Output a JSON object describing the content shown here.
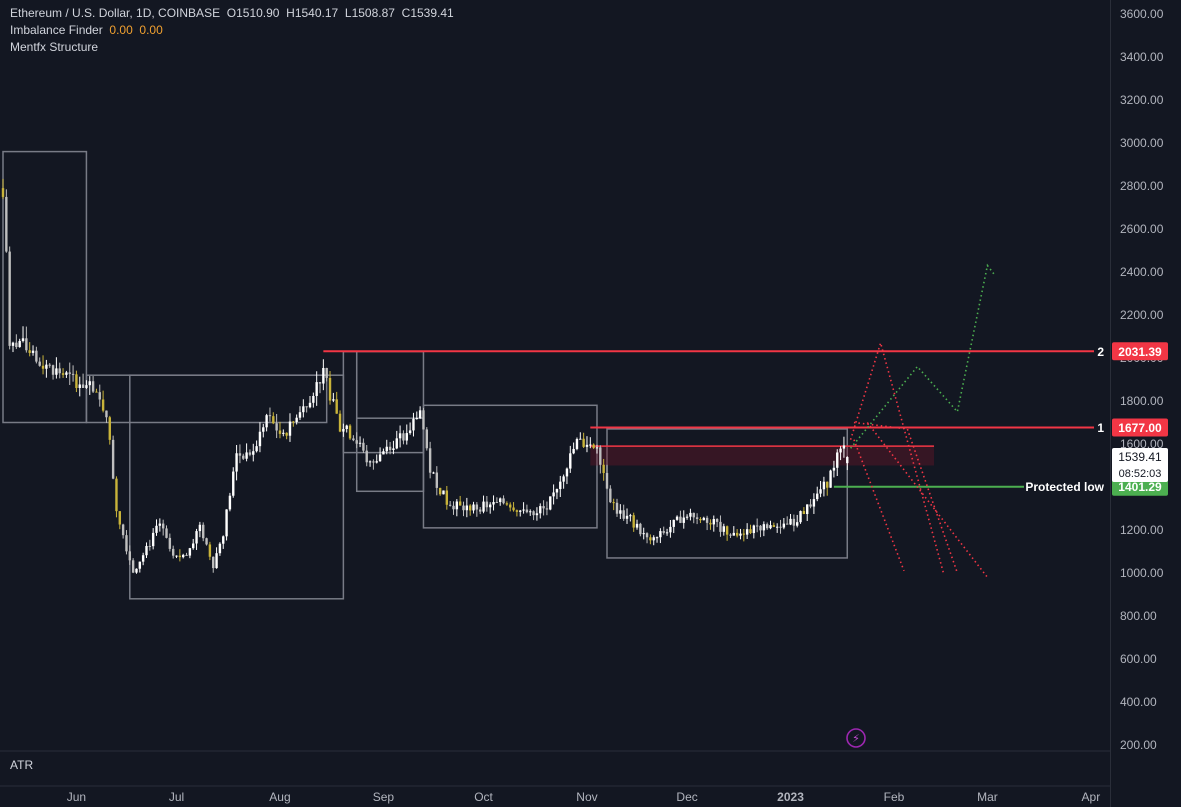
{
  "header": {
    "symbol": "Ethereum / U.S. Dollar, 1D, COINBASE",
    "o_label": "O",
    "o": "1510.90",
    "h_label": "H",
    "h": "1540.17",
    "l_label": "L",
    "l": "1508.87",
    "c_label": "C",
    "c": "1539.41",
    "ind1_name": "Imbalance Finder",
    "ind1_v1": "0.00",
    "ind1_v2": "0.00",
    "ind2_name": "Mentfx Structure"
  },
  "atr_label": "ATR",
  "colors": {
    "background": "#131722",
    "bull": "#ffffff",
    "bear": "#bfbfbf",
    "bear_alt": "#c9b43a",
    "resistance": "#f23645",
    "support": "#4caf50",
    "structure_box": "#787b86",
    "projection_red": "#f23645",
    "projection_green": "#4caf50"
  },
  "chart_data": {
    "type": "candlestick",
    "symbol": "ETHUSD",
    "interval": "1D",
    "yaxis_ticks": [
      "3600.00",
      "3400.00",
      "3200.00",
      "3000.00",
      "2800.00",
      "2600.00",
      "2400.00",
      "2200.00",
      "2000.00",
      "1800.00",
      "1600.00",
      "1400.00",
      "1200.00",
      "1000.00",
      "800.00",
      "600.00",
      "400.00",
      "200.00"
    ],
    "ylim": [
      200,
      3600
    ],
    "xaxis_ticks": [
      "Jun",
      "Jul",
      "Aug",
      "Sep",
      "Oct",
      "Nov",
      "Dec",
      "2023",
      "Feb",
      "Mar",
      "Apr"
    ],
    "close_path": [
      [
        "May 10",
        2750
      ],
      [
        "May 11",
        2500
      ],
      [
        "May 12",
        2050
      ],
      [
        "May 15",
        2080
      ],
      [
        "May 20",
        1980
      ],
      [
        "May 25",
        1950
      ],
      [
        "May 31",
        1900
      ],
      [
        "Jun 5",
        1860
      ],
      [
        "Jun 10",
        1750
      ],
      [
        "Jun 13",
        1300
      ],
      [
        "Jun 16",
        1120
      ],
      [
        "Jun 18",
        1010
      ],
      [
        "Jun 22",
        1110
      ],
      [
        "Jun 26",
        1230
      ],
      [
        "Jun 30",
        1070
      ],
      [
        "Jul 4",
        1080
      ],
      [
        "Jul 8",
        1220
      ],
      [
        "Jul 12",
        1040
      ],
      [
        "Jul 15",
        1190
      ],
      [
        "Jul 19",
        1550
      ],
      [
        "Jul 24",
        1560
      ],
      [
        "Jul 28",
        1730
      ],
      [
        "Aug 2",
        1630
      ],
      [
        "Aug 8",
        1770
      ],
      [
        "Aug 14",
        1930
      ],
      [
        "Aug 19",
        1680
      ],
      [
        "Aug 23",
        1640
      ],
      [
        "Aug 28",
        1500
      ],
      [
        "Sep 2",
        1590
      ],
      [
        "Sep 8",
        1640
      ],
      [
        "Sep 12",
        1760
      ],
      [
        "Sep 15",
        1480
      ],
      [
        "Sep 20",
        1330
      ],
      [
        "Sep 25",
        1300
      ],
      [
        "Oct 1",
        1310
      ],
      [
        "Oct 8",
        1330
      ],
      [
        "Oct 13",
        1280
      ],
      [
        "Oct 20",
        1300
      ],
      [
        "Oct 25",
        1470
      ],
      [
        "Oct 29",
        1610
      ],
      [
        "Nov 4",
        1590
      ],
      [
        "Nov 8",
        1350
      ],
      [
        "Nov 10",
        1290
      ],
      [
        "Nov 14",
        1250
      ],
      [
        "Nov 20",
        1140
      ],
      [
        "Nov 24",
        1190
      ],
      [
        "Dec 1",
        1280
      ],
      [
        "Dec 8",
        1240
      ],
      [
        "Dec 15",
        1170
      ],
      [
        "Dec 22",
        1220
      ],
      [
        "Dec 28",
        1200
      ],
      [
        "Jan 3",
        1250
      ],
      [
        "Jan 8",
        1350
      ],
      [
        "Jan 12",
        1420
      ],
      [
        "Jan 15",
        1550
      ],
      [
        "Jan 17",
        1580
      ],
      [
        "Jan 18",
        1539.41
      ]
    ],
    "price_labels": [
      {
        "text": "2031.39",
        "color": "#f23645",
        "price": 2031.39,
        "tag": "2"
      },
      {
        "text": "1677.00",
        "color": "#f23645",
        "price": 1677.0,
        "tag": "1"
      },
      {
        "text": "1401.29",
        "color": "#4caf50",
        "price": 1401.29,
        "tag": "Protected low"
      }
    ],
    "current_price": {
      "value": "1539.41",
      "countdown": "08:52:03",
      "price": 1539.41
    },
    "structure_boxes": [
      {
        "x1": "May 10",
        "x2": "Jun 4",
        "y1": 1700,
        "y2": 2960
      },
      {
        "x1": "Jun 4",
        "x2": "Aug 15",
        "y1": 1700,
        "y2": 1920
      },
      {
        "x1": "Jun 17",
        "x2": "Aug 20",
        "y1": 880,
        "y2": 1920
      },
      {
        "x1": "Aug 20",
        "x2": "Aug 24",
        "y1": 1560,
        "y2": 2030
      },
      {
        "x1": "Aug 24",
        "x2": "Sep 13",
        "y1": 1560,
        "y2": 2030
      },
      {
        "x1": "Aug 24",
        "x2": "Sep 13",
        "y1": 1380,
        "y2": 1720
      },
      {
        "x1": "Sep 13",
        "x2": "Nov 4",
        "y1": 1210,
        "y2": 1780
      },
      {
        "x1": "Nov 7",
        "x2": "Jan 18",
        "y1": 1070,
        "y2": 1670
      }
    ],
    "resistance_lines": [
      {
        "price": 2031.39,
        "from": "Aug 14"
      },
      {
        "price": 1677.0,
        "from": "Nov 2"
      }
    ],
    "support_line": {
      "price": 1401.29,
      "from": "Jan 14"
    },
    "imbalance_zone": {
      "from": "Nov 2",
      "to": "Feb 13",
      "y1": 1500,
      "y2": 1590
    },
    "projections": {
      "green": [
        [
          "Jan 19",
          1580
        ],
        [
          "Feb 8",
          1960
        ],
        [
          "Feb 20",
          1750
        ],
        [
          "Mar 1",
          2430
        ],
        [
          "Mar 3",
          2390
        ]
      ],
      "red": [
        [
          [
            "Jan 19",
            1620
          ],
          [
            "Jan 28",
            2070
          ],
          [
            "Feb 16",
            990
          ]
        ],
        [
          [
            "Jan 20",
            1700
          ],
          [
            "Feb 5",
            1670
          ],
          [
            "Feb 20",
            1000
          ]
        ],
        [
          [
            "Jan 20",
            1620
          ],
          [
            "Feb 4",
            1010
          ]
        ],
        [
          [
            "Jan 24",
            1700
          ],
          [
            "Mar 1",
            980
          ]
        ]
      ]
    }
  },
  "badges": {
    "lightning": "⚡"
  }
}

========

Do this:
Repeat each entry above word for word, leaving every picture out.

Reply to the exercise:
Output a JSON object describing the content shown here.
{
  "header": {
    "symbol": "Ethereum / U.S. Dollar, 1D, COINBASE",
    "o_label": "O",
    "o": "1510.90",
    "h_label": "H",
    "h": "1540.17",
    "l_label": "L",
    "l": "1508.87",
    "c_label": "C",
    "c": "1539.41",
    "ind1_name": "Imbalance Finder",
    "ind1_v1": "0.00",
    "ind1_v2": "0.00",
    "ind2_name": "Mentfx Structure"
  },
  "atr_label": "ATR",
  "colors": {
    "background": "#131722",
    "bull": "#ffffff",
    "bear": "#bfbfbf",
    "bear_alt": "#c9b43a",
    "resistance": "#f23645",
    "support": "#4caf50",
    "structure_box": "#787b86",
    "projection_red": "#f23645",
    "projection_green": "#4caf50"
  },
  "chart_data": {
    "type": "candlestick",
    "symbol": "ETHUSD",
    "interval": "1D",
    "yaxis_ticks": [
      "3600.00",
      "3400.00",
      "3200.00",
      "3000.00",
      "2800.00",
      "2600.00",
      "2400.00",
      "2200.00",
      "2000.00",
      "1800.00",
      "1600.00",
      "1400.00",
      "1200.00",
      "1000.00",
      "800.00",
      "600.00",
      "400.00",
      "200.00"
    ],
    "ylim": [
      200,
      3600
    ],
    "xaxis_ticks": [
      "Jun",
      "Jul",
      "Aug",
      "Sep",
      "Oct",
      "Nov",
      "Dec",
      "2023",
      "Feb",
      "Mar",
      "Apr"
    ],
    "close_path": [
      [
        "May 10",
        2750
      ],
      [
        "May 11",
        2500
      ],
      [
        "May 12",
        2050
      ],
      [
        "May 15",
        2080
      ],
      [
        "May 20",
        1980
      ],
      [
        "May 25",
        1950
      ],
      [
        "May 31",
        1900
      ],
      [
        "Jun 5",
        1860
      ],
      [
        "Jun 10",
        1750
      ],
      [
        "Jun 13",
        1300
      ],
      [
        "Jun 16",
        1120
      ],
      [
        "Jun 18",
        1010
      ],
      [
        "Jun 22",
        1110
      ],
      [
        "Jun 26",
        1230
      ],
      [
        "Jun 30",
        1070
      ],
      [
        "Jul 4",
        1080
      ],
      [
        "Jul 8",
        1220
      ],
      [
        "Jul 12",
        1040
      ],
      [
        "Jul 15",
        1190
      ],
      [
        "Jul 19",
        1550
      ],
      [
        "Jul 24",
        1560
      ],
      [
        "Jul 28",
        1730
      ],
      [
        "Aug 2",
        1630
      ],
      [
        "Aug 8",
        1770
      ],
      [
        "Aug 14",
        1930
      ],
      [
        "Aug 19",
        1680
      ],
      [
        "Aug 23",
        1640
      ],
      [
        "Aug 28",
        1500
      ],
      [
        "Sep 2",
        1590
      ],
      [
        "Sep 8",
        1640
      ],
      [
        "Sep 12",
        1760
      ],
      [
        "Sep 15",
        1480
      ],
      [
        "Sep 20",
        1330
      ],
      [
        "Sep 25",
        1300
      ],
      [
        "Oct 1",
        1310
      ],
      [
        "Oct 8",
        1330
      ],
      [
        "Oct 13",
        1280
      ],
      [
        "Oct 20",
        1300
      ],
      [
        "Oct 25",
        1470
      ],
      [
        "Oct 29",
        1610
      ],
      [
        "Nov 4",
        1590
      ],
      [
        "Nov 8",
        1350
      ],
      [
        "Nov 10",
        1290
      ],
      [
        "Nov 14",
        1250
      ],
      [
        "Nov 20",
        1140
      ],
      [
        "Nov 24",
        1190
      ],
      [
        "Dec 1",
        1280
      ],
      [
        "Dec 8",
        1240
      ],
      [
        "Dec 15",
        1170
      ],
      [
        "Dec 22",
        1220
      ],
      [
        "Dec 28",
        1200
      ],
      [
        "Jan 3",
        1250
      ],
      [
        "Jan 8",
        1350
      ],
      [
        "Jan 12",
        1420
      ],
      [
        "Jan 15",
        1550
      ],
      [
        "Jan 17",
        1580
      ],
      [
        "Jan 18",
        1539.41
      ]
    ],
    "price_labels": [
      {
        "text": "2031.39",
        "color": "#f23645",
        "price": 2031.39,
        "tag": "2"
      },
      {
        "text": "1677.00",
        "color": "#f23645",
        "price": 1677.0,
        "tag": "1"
      },
      {
        "text": "1401.29",
        "color": "#4caf50",
        "price": 1401.29,
        "tag": "Protected low"
      }
    ],
    "current_price": {
      "value": "1539.41",
      "countdown": "08:52:03",
      "price": 1539.41
    },
    "structure_boxes": [
      {
        "x1": "May 10",
        "x2": "Jun 4",
        "y1": 1700,
        "y2": 2960
      },
      {
        "x1": "Jun 4",
        "x2": "Aug 15",
        "y1": 1700,
        "y2": 1920
      },
      {
        "x1": "Jun 17",
        "x2": "Aug 20",
        "y1": 880,
        "y2": 1920
      },
      {
        "x1": "Aug 20",
        "x2": "Aug 24",
        "y1": 1560,
        "y2": 2030
      },
      {
        "x1": "Aug 24",
        "x2": "Sep 13",
        "y1": 1560,
        "y2": 2030
      },
      {
        "x1": "Aug 24",
        "x2": "Sep 13",
        "y1": 1380,
        "y2": 1720
      },
      {
        "x1": "Sep 13",
        "x2": "Nov 4",
        "y1": 1210,
        "y2": 1780
      },
      {
        "x1": "Nov 7",
        "x2": "Jan 18",
        "y1": 1070,
        "y2": 1670
      }
    ],
    "resistance_lines": [
      {
        "price": 2031.39,
        "from": "Aug 14"
      },
      {
        "price": 1677.0,
        "from": "Nov 2"
      }
    ],
    "support_line": {
      "price": 1401.29,
      "from": "Jan 14"
    },
    "imbalance_zone": {
      "from": "Nov 2",
      "to": "Feb 13",
      "y1": 1500,
      "y2": 1590
    },
    "projections": {
      "green": [
        [
          "Jan 19",
          1580
        ],
        [
          "Feb 8",
          1960
        ],
        [
          "Feb 20",
          1750
        ],
        [
          "Mar 1",
          2430
        ],
        [
          "Mar 3",
          2390
        ]
      ],
      "red": [
        [
          [
            "Jan 19",
            1620
          ],
          [
            "Jan 28",
            2070
          ],
          [
            "Feb 16",
            990
          ]
        ],
        [
          [
            "Jan 20",
            1700
          ],
          [
            "Feb 5",
            1670
          ],
          [
            "Feb 20",
            1000
          ]
        ],
        [
          [
            "Jan 20",
            1620
          ],
          [
            "Feb 4",
            1010
          ]
        ],
        [
          [
            "Jan 24",
            1700
          ],
          [
            "Mar 1",
            980
          ]
        ]
      ]
    }
  },
  "badges": {
    "lightning": "⚡"
  }
}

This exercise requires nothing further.